# Problem details:
Please quote every line word for word.

# Task data:
==*==

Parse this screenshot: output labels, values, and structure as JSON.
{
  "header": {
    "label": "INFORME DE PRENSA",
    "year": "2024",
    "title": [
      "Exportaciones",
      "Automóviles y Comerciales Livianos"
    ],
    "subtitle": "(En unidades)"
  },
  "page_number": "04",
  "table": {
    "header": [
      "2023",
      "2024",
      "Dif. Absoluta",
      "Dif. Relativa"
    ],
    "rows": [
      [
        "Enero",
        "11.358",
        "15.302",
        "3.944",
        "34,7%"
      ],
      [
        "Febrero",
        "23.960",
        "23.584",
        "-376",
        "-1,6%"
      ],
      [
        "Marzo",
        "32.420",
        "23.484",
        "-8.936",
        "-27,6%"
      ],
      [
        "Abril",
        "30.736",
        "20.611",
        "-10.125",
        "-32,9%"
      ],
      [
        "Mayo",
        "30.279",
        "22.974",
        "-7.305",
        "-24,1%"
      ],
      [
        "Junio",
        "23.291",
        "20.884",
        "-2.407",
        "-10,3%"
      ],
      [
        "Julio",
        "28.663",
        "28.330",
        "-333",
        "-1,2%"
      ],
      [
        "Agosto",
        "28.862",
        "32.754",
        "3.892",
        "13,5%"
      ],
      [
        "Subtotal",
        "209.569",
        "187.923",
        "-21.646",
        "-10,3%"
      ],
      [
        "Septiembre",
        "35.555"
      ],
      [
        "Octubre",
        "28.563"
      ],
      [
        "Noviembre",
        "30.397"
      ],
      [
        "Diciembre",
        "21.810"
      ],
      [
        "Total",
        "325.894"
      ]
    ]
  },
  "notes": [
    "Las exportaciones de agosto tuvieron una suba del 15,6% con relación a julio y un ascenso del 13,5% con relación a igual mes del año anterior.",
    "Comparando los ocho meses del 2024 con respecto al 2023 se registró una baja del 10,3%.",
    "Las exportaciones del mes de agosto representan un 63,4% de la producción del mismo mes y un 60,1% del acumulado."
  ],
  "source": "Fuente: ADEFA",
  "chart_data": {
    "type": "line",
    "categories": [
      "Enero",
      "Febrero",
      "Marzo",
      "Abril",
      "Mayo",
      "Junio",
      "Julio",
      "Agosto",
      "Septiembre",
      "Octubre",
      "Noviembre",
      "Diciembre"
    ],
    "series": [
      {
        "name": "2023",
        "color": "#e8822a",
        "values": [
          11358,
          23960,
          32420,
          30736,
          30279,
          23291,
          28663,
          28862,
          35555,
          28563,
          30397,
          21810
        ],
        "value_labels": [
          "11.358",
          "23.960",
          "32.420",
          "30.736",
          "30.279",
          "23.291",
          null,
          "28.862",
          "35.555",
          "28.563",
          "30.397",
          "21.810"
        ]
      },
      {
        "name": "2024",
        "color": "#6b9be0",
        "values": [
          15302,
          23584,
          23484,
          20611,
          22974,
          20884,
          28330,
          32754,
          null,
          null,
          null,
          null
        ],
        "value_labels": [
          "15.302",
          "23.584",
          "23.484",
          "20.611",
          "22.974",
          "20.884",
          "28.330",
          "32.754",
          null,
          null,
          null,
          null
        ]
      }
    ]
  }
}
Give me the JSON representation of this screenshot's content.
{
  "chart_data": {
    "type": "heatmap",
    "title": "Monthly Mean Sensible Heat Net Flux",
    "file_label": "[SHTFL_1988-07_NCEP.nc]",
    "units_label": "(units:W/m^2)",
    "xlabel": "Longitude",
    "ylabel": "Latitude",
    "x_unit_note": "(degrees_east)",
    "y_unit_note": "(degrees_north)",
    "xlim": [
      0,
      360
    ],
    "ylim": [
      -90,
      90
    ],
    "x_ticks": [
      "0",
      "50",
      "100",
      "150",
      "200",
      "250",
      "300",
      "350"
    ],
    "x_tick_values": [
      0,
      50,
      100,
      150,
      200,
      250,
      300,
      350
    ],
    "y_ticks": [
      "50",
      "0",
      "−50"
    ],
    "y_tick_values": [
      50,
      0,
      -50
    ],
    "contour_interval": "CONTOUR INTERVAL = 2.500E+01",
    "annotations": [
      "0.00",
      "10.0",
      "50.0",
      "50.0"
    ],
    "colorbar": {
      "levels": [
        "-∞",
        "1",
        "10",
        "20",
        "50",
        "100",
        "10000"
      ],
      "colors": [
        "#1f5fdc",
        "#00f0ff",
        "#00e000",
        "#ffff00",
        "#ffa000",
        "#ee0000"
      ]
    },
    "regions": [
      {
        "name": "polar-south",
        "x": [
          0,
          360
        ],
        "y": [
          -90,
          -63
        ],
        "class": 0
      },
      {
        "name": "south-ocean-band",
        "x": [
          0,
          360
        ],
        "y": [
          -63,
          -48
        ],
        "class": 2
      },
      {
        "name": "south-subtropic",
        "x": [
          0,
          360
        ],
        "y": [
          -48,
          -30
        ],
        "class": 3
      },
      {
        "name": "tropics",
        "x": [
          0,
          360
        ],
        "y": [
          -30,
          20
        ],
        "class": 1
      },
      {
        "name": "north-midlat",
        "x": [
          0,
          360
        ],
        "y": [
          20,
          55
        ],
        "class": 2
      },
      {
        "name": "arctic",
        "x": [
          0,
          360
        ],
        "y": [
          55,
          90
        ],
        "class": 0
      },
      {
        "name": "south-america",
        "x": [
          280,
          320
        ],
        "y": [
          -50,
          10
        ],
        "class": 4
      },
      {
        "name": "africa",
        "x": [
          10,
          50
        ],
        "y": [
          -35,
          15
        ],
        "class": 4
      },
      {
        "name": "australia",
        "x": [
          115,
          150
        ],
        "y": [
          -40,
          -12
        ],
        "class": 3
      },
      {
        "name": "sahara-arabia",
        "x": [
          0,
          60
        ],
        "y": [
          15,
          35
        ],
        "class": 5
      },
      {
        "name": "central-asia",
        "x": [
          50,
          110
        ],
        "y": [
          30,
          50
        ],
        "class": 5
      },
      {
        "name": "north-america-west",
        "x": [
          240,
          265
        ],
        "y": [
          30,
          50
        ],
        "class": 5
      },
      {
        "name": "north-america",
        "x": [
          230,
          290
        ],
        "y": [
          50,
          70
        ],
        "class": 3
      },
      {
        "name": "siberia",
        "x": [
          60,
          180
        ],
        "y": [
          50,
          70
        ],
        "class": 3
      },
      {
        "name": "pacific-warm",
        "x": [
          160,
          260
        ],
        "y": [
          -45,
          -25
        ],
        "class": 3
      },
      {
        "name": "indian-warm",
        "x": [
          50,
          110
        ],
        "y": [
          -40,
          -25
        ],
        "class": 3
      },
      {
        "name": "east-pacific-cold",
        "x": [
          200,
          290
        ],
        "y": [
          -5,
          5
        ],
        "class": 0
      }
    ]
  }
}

==*==

# Response to this exercise:
Parse this screenshot: output labels, values, and structure as JSON.
{
  "header": {
    "label": "INFORME DE PRENSA",
    "year": "2024",
    "title": [
      "Exportaciones",
      "Automóviles y Comerciales Livianos"
    ],
    "subtitle": "(En unidades)"
  },
  "page_number": "04",
  "table": {
    "header": [
      "2023",
      "2024",
      "Dif. Absoluta",
      "Dif. Relativa"
    ],
    "rows": [
      [
        "Enero",
        "11.358",
        "15.302",
        "3.944",
        "34,7%"
      ],
      [
        "Febrero",
        "23.960",
        "23.584",
        "-376",
        "-1,6%"
      ],
      [
        "Marzo",
        "32.420",
        "23.484",
        "-8.936",
        "-27,6%"
      ],
      [
        "Abril",
        "30.736",
        "20.611",
        "-10.125",
        "-32,9%"
      ],
      [
        "Mayo",
        "30.279",
        "22.974",
        "-7.305",
        "-24,1%"
      ],
      [
        "Junio",
        "23.291",
        "20.884",
        "-2.407",
        "-10,3%"
      ],
      [
        "Julio",
        "28.663",
        "28.330",
        "-333",
        "-1,2%"
      ],
      [
        "Agosto",
        "28.862",
        "32.754",
        "3.892",
        "13,5%"
      ],
      [
        "Subtotal",
        "209.569",
        "187.923",
        "-21.646",
        "-10,3%"
      ],
      [
        "Septiembre",
        "35.555"
      ],
      [
        "Octubre",
        "28.563"
      ],
      [
        "Noviembre",
        "30.397"
      ],
      [
        "Diciembre",
        "21.810"
      ],
      [
        "Total",
        "325.894"
      ]
    ]
  },
  "notes": [
    "Las exportaciones de agosto tuvieron una suba del 15,6% con relación a julio y un ascenso del 13,5% con relación a igual mes del año anterior.",
    "Comparando los ocho meses del 2024 con respecto al 2023 se registró una baja del 10,3%.",
    "Las exportaciones del mes de agosto representan un 63,4% de la producción del mismo mes y un 60,1% del acumulado."
  ],
  "source": "Fuente: ADEFA",
  "chart_data": {
    "type": "line",
    "categories": [
      "Enero",
      "Febrero",
      "Marzo",
      "Abril",
      "Mayo",
      "Junio",
      "Julio",
      "Agosto",
      "Septiembre",
      "Octubre",
      "Noviembre",
      "Diciembre"
    ],
    "series": [
      {
        "name": "2023",
        "color": "#e8822a",
        "values": [
          11358,
          23960,
          32420,
          30736,
          30279,
          23291,
          28663,
          28862,
          35555,
          28563,
          30397,
          21810
        ],
        "value_labels": [
          "11.358",
          "23.960",
          "32.420",
          "30.736",
          "30.279",
          "23.291",
          null,
          "28.862",
          "35.555",
          "28.563",
          "30.397",
          "21.810"
        ]
      },
      {
        "name": "2024",
        "color": "#6b9be0",
        "values": [
          15302,
          23584,
          23484,
          20611,
          22974,
          20884,
          28330,
          32754,
          null,
          null,
          null,
          null
        ],
        "value_labels": [
          "15.302",
          "23.584",
          "23.484",
          "20.611",
          "22.974",
          "20.884",
          "28.330",
          "32.754",
          null,
          null,
          null,
          null
        ]
      }
    ]
  }
}
Give me the JSON representation of this screenshot's content.
{
  "chart_data": {
    "type": "heatmap",
    "title": "Monthly Mean Sensible Heat Net Flux",
    "file_label": "[SHTFL_1988-07_NCEP.nc]",
    "units_label": "(units:W/m^2)",
    "xlabel": "Longitude",
    "ylabel": "Latitude",
    "x_unit_note": "(degrees_east)",
    "y_unit_note": "(degrees_north)",
    "xlim": [
      0,
      360
    ],
    "ylim": [
      -90,
      90
    ],
    "x_ticks": [
      "0",
      "50",
      "100",
      "150",
      "200",
      "250",
      "300",
      "350"
    ],
    "x_tick_values": [
      0,
      50,
      100,
      150,
      200,
      250,
      300,
      350
    ],
    "y_ticks": [
      "50",
      "0",
      "−50"
    ],
    "y_tick_values": [
      50,
      0,
      -50
    ],
    "contour_interval": "CONTOUR INTERVAL = 2.500E+01",
    "annotations": [
      "0.00",
      "10.0",
      "50.0",
      "50.0"
    ],
    "colorbar": {
      "levels": [
        "-∞",
        "1",
        "10",
        "20",
        "50",
        "100",
        "10000"
      ],
      "colors": [
        "#1f5fdc",
        "#00f0ff",
        "#00e000",
        "#ffff00",
        "#ffa000",
        "#ee0000"
      ]
    },
    "regions": [
      {
        "name": "polar-south",
        "x": [
          0,
          360
        ],
        "y": [
          -90,
          -63
        ],
        "class": 0
      },
      {
        "name": "south-ocean-band",
        "x": [
          0,
          360
        ],
        "y": [
          -63,
          -48
        ],
        "class": 2
      },
      {
        "name": "south-subtropic",
        "x": [
          0,
          360
        ],
        "y": [
          -48,
          -30
        ],
        "class": 3
      },
      {
        "name": "tropics",
        "x": [
          0,
          360
        ],
        "y": [
          -30,
          20
        ],
        "class": 1
      },
      {
        "name": "north-midlat",
        "x": [
          0,
          360
        ],
        "y": [
          20,
          55
        ],
        "class": 2
      },
      {
        "name": "arctic",
        "x": [
          0,
          360
        ],
        "y": [
          55,
          90
        ],
        "class": 0
      },
      {
        "name": "south-america",
        "x": [
          280,
          320
        ],
        "y": [
          -50,
          10
        ],
        "class": 4
      },
      {
        "name": "africa",
        "x": [
          10,
          50
        ],
        "y": [
          -35,
          15
        ],
        "class": 4
      },
      {
        "name": "australia",
        "x": [
          115,
          150
        ],
        "y": [
          -40,
          -12
        ],
        "class": 3
      },
      {
        "name": "sahara-arabia",
        "x": [
          0,
          60
        ],
        "y": [
          15,
          35
        ],
        "class": 5
      },
      {
        "name": "central-asia",
        "x": [
          50,
          110
        ],
        "y": [
          30,
          50
        ],
        "class": 5
      },
      {
        "name": "north-america-west",
        "x": [
          240,
          265
        ],
        "y": [
          30,
          50
        ],
        "class": 5
      },
      {
        "name": "north-america",
        "x": [
          230,
          290
        ],
        "y": [
          50,
          70
        ],
        "class": 3
      },
      {
        "name": "siberia",
        "x": [
          60,
          180
        ],
        "y": [
          50,
          70
        ],
        "class": 3
      },
      {
        "name": "pacific-warm",
        "x": [
          160,
          260
        ],
        "y": [
          -45,
          -25
        ],
        "class": 3
      },
      {
        "name": "indian-warm",
        "x": [
          50,
          110
        ],
        "y": [
          -40,
          -25
        ],
        "class": 3
      },
      {
        "name": "east-pacific-cold",
        "x": [
          200,
          290
        ],
        "y": [
          -5,
          5
        ],
        "class": 0
      }
    ]
  }
}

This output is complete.